** start Data in this exercise **

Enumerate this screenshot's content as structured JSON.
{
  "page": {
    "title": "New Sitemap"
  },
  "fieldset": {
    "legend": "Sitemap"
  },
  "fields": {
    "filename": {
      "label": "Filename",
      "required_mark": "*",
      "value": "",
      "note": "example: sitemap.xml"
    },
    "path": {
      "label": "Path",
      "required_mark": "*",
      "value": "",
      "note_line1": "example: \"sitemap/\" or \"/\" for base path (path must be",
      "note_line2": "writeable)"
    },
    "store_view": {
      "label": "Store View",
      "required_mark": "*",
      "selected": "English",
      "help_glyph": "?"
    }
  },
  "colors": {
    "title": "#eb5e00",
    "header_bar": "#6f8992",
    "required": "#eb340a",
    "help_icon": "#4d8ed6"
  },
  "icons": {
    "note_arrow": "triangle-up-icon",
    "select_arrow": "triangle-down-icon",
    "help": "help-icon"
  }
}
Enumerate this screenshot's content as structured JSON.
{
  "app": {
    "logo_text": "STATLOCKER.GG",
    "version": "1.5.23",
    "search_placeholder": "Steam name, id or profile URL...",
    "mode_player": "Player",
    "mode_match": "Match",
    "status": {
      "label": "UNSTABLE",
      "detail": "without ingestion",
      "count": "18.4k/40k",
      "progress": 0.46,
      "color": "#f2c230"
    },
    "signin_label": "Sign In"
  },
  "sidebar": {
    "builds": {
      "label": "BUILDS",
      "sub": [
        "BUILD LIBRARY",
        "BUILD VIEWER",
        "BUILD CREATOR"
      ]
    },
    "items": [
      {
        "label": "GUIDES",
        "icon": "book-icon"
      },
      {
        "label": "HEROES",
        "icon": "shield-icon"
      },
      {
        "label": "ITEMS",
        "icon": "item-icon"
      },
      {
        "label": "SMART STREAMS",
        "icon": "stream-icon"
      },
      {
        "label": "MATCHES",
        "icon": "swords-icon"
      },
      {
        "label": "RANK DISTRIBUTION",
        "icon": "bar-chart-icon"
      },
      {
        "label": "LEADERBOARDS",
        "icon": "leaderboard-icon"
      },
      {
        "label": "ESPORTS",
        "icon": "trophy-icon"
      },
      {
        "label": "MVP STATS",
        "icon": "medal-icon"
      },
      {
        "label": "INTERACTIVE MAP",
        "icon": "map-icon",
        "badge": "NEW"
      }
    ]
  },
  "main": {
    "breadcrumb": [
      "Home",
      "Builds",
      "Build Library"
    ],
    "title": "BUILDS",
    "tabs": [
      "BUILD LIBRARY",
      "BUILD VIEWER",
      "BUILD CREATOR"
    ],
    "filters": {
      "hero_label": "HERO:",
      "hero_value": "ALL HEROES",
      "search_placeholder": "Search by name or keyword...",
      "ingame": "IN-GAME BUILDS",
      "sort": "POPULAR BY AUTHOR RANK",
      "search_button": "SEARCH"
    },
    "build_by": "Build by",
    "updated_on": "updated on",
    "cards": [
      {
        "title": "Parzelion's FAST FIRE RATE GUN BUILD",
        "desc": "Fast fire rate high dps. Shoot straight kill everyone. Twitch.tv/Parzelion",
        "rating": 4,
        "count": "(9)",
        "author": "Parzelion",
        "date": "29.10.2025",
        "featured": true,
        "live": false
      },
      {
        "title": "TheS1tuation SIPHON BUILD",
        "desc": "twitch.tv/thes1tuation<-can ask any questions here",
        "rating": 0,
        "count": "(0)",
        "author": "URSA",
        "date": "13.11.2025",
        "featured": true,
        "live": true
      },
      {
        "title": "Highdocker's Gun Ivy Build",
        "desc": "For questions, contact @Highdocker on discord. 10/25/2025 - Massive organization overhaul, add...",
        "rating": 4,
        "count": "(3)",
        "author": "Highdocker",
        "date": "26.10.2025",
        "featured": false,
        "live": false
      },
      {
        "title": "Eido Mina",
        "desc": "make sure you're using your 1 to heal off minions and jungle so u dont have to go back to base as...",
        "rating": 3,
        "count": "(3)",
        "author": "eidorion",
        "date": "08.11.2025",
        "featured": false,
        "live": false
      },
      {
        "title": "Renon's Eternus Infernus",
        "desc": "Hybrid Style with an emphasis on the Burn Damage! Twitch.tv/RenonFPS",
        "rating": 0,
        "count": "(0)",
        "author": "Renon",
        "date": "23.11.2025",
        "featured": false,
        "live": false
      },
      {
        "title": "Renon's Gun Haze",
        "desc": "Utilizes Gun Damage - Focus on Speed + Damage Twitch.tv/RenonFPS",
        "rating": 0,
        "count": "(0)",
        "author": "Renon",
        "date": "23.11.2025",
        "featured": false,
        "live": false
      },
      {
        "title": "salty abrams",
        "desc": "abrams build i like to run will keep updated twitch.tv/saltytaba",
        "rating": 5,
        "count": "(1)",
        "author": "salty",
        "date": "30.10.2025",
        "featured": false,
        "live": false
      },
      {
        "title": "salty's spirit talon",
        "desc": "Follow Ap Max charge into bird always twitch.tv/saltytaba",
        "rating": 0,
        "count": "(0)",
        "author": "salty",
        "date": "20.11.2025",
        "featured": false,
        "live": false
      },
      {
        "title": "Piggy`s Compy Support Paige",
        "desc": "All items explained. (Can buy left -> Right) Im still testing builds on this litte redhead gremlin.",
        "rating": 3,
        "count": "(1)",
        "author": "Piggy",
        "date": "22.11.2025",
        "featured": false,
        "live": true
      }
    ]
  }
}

** end Data in this exercise **

Description of the task: Every line above should be printed again exactly as it stands.

Task output:
Enumerate this screenshot's content as structured JSON.
{
  "page": {
    "title": "New Sitemap"
  },
  "fieldset": {
    "legend": "Sitemap"
  },
  "fields": {
    "filename": {
      "label": "Filename",
      "required_mark": "*",
      "value": "",
      "note": "example: sitemap.xml"
    },
    "path": {
      "label": "Path",
      "required_mark": "*",
      "value": "",
      "note_line1": "example: \"sitemap/\" or \"/\" for base path (path must be",
      "note_line2": "writeable)"
    },
    "store_view": {
      "label": "Store View",
      "required_mark": "*",
      "selected": "English",
      "help_glyph": "?"
    }
  },
  "colors": {
    "title": "#eb5e00",
    "header_bar": "#6f8992",
    "required": "#eb340a",
    "help_icon": "#4d8ed6"
  },
  "icons": {
    "note_arrow": "triangle-up-icon",
    "select_arrow": "triangle-down-icon",
    "help": "help-icon"
  }
}
Enumerate this screenshot's content as structured JSON.
{
  "app": {
    "logo_text": "STATLOCKER.GG",
    "version": "1.5.23",
    "search_placeholder": "Steam name, id or profile URL...",
    "mode_player": "Player",
    "mode_match": "Match",
    "status": {
      "label": "UNSTABLE",
      "detail": "without ingestion",
      "count": "18.4k/40k",
      "progress": 0.46,
      "color": "#f2c230"
    },
    "signin_label": "Sign In"
  },
  "sidebar": {
    "builds": {
      "label": "BUILDS",
      "sub": [
        "BUILD LIBRARY",
        "BUILD VIEWER",
        "BUILD CREATOR"
      ]
    },
    "items": [
      {
        "label": "GUIDES",
        "icon": "book-icon"
      },
      {
        "label": "HEROES",
        "icon": "shield-icon"
      },
      {
        "label": "ITEMS",
        "icon": "item-icon"
      },
      {
        "label": "SMART STREAMS",
        "icon": "stream-icon"
      },
      {
        "label": "MATCHES",
        "icon": "swords-icon"
      },
      {
        "label": "RANK DISTRIBUTION",
        "icon": "bar-chart-icon"
      },
      {
        "label": "LEADERBOARDS",
        "icon": "leaderboard-icon"
      },
      {
        "label": "ESPORTS",
        "icon": "trophy-icon"
      },
      {
        "label": "MVP STATS",
        "icon": "medal-icon"
      },
      {
        "label": "INTERACTIVE MAP",
        "icon": "map-icon",
        "badge": "NEW"
      }
    ]
  },
  "main": {
    "breadcrumb": [
      "Home",
      "Builds",
      "Build Library"
    ],
    "title": "BUILDS",
    "tabs": [
      "BUILD LIBRARY",
      "BUILD VIEWER",
      "BUILD CREATOR"
    ],
    "filters": {
      "hero_label": "HERO:",
      "hero_value": "ALL HEROES",
      "search_placeholder": "Search by name or keyword...",
      "ingame": "IN-GAME BUILDS",
      "sort": "POPULAR BY AUTHOR RANK",
      "search_button": "SEARCH"
    },
    "build_by": "Build by",
    "updated_on": "updated on",
    "cards": [
      {
        "title": "Parzelion's FAST FIRE RATE GUN BUILD",
        "desc": "Fast fire rate high dps. Shoot straight kill everyone. Twitch.tv/Parzelion",
        "rating": 4,
        "count": "(9)",
        "author": "Parzelion",
        "date": "29.10.2025",
        "featured": true,
        "live": false
      },
      {
        "title": "TheS1tuation SIPHON BUILD",
        "desc": "twitch.tv/thes1tuation<-can ask any questions here",
        "rating": 0,
        "count": "(0)",
        "author": "URSA",
        "date": "13.11.2025",
        "featured": true,
        "live": true
      },
      {
        "title": "Highdocker's Gun Ivy Build",
        "desc": "For questions, contact @Highdocker on discord. 10/25/2025 - Massive organization overhaul, add...",
        "rating": 4,
        "count": "(3)",
        "author": "Highdocker",
        "date": "26.10.2025",
        "featured": false,
        "live": false
      },
      {
        "title": "Eido Mina",
        "desc": "make sure you're using your 1 to heal off minions and jungle so u dont have to go back to base as...",
        "rating": 3,
        "count": "(3)",
        "author": "eidorion",
        "date": "08.11.2025",
        "featured": false,
        "live": false
      },
      {
        "title": "Renon's Eternus Infernus",
        "desc": "Hybrid Style with an emphasis on the Burn Damage! Twitch.tv/RenonFPS",
        "rating": 0,
        "count": "(0)",
        "author": "Renon",
        "date": "23.11.2025",
        "featured": false,
        "live": false
      },
      {
        "title": "Renon's Gun Haze",
        "desc": "Utilizes Gun Damage - Focus on Speed + Damage Twitch.tv/RenonFPS",
        "rating": 0,
        "count": "(0)",
        "author": "Renon",
        "date": "23.11.2025",
        "featured": false,
        "live": false
      },
      {
        "title": "salty abrams",
        "desc": "abrams build i like to run will keep updated twitch.tv/saltytaba",
        "rating": 5,
        "count": "(1)",
        "author": "salty",
        "date": "30.10.2025",
        "featured": false,
        "live": false
      },
      {
        "title": "salty's spirit talon",
        "desc": "Follow Ap Max charge into bird always twitch.tv/saltytaba",
        "rating": 0,
        "count": "(0)",
        "author": "salty",
        "date": "20.11.2025",
        "featured": false,
        "live": false
      },
      {
        "title": "Piggy`s Compy Support Paige",
        "desc": "All items explained. (Can buy left -> Right) Im still testing builds on this litte redhead gremlin.",
        "rating": 3,
        "count": "(1)",
        "author": "Piggy",
        "date": "22.11.2025",
        "featured": false,
        "live": true
      }
    ]
  }
}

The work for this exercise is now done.